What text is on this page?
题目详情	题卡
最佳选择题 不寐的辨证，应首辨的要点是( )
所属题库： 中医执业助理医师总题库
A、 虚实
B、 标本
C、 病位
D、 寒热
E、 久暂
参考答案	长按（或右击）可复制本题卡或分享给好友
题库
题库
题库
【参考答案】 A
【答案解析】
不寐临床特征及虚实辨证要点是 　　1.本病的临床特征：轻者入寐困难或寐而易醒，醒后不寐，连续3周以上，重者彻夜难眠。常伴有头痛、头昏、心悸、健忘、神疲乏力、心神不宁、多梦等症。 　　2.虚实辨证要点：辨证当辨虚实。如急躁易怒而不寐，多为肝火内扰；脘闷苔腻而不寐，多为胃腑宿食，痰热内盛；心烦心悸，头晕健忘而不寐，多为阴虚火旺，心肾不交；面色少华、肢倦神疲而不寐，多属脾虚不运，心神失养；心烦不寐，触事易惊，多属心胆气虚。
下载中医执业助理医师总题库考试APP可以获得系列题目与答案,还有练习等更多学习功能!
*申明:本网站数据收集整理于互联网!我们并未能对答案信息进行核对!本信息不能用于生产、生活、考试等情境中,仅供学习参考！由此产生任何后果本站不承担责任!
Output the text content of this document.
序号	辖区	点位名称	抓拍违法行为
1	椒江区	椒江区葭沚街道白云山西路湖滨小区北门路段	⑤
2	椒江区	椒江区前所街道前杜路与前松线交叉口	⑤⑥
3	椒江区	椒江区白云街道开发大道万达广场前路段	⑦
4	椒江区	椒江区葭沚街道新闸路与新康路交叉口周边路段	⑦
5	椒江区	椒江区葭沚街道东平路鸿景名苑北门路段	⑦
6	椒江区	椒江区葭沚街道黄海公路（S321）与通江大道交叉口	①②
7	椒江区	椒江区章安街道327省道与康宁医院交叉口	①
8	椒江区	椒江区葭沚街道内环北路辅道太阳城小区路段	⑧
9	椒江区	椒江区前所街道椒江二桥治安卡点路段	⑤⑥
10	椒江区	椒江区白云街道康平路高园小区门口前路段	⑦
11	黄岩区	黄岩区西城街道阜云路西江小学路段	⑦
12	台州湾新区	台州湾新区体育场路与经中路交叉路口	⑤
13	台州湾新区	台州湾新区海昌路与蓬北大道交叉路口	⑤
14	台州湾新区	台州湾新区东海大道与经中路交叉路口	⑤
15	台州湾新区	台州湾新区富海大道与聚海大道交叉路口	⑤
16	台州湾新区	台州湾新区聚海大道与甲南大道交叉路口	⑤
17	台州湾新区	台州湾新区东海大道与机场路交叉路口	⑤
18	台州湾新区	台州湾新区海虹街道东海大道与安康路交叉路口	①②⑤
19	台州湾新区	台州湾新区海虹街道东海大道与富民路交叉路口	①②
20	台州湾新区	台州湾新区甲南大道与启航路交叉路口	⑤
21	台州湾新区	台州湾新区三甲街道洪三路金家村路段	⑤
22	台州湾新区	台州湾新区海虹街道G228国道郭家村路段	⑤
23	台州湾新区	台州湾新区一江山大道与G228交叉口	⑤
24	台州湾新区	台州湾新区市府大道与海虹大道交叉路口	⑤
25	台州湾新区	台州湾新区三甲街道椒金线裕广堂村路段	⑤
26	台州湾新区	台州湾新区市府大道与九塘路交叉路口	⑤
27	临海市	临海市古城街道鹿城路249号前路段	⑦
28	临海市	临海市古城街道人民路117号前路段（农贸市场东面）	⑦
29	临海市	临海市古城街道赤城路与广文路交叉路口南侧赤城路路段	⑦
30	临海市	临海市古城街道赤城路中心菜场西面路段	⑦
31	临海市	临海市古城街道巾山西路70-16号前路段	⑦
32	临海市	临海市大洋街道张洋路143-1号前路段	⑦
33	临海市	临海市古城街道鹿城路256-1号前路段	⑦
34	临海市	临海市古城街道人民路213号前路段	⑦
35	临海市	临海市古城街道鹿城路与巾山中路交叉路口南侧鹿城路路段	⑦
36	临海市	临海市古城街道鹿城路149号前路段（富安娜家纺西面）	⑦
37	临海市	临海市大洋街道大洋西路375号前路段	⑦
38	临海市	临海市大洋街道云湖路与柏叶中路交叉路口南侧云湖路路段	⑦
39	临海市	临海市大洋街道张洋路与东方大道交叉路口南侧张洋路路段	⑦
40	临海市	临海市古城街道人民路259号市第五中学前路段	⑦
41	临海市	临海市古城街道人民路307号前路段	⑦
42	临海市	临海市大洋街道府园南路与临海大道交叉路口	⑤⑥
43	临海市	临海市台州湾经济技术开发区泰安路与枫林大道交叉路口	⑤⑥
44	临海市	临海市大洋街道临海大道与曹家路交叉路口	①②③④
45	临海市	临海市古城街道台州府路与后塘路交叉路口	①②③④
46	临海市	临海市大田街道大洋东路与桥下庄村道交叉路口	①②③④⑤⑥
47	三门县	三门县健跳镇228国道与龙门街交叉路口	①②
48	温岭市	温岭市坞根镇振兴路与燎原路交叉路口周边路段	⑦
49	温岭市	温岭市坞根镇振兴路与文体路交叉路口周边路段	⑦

* * * * *

> _Challenge_: How many of the lines above hold the word "this"? Give only that number.

> _Result_: 2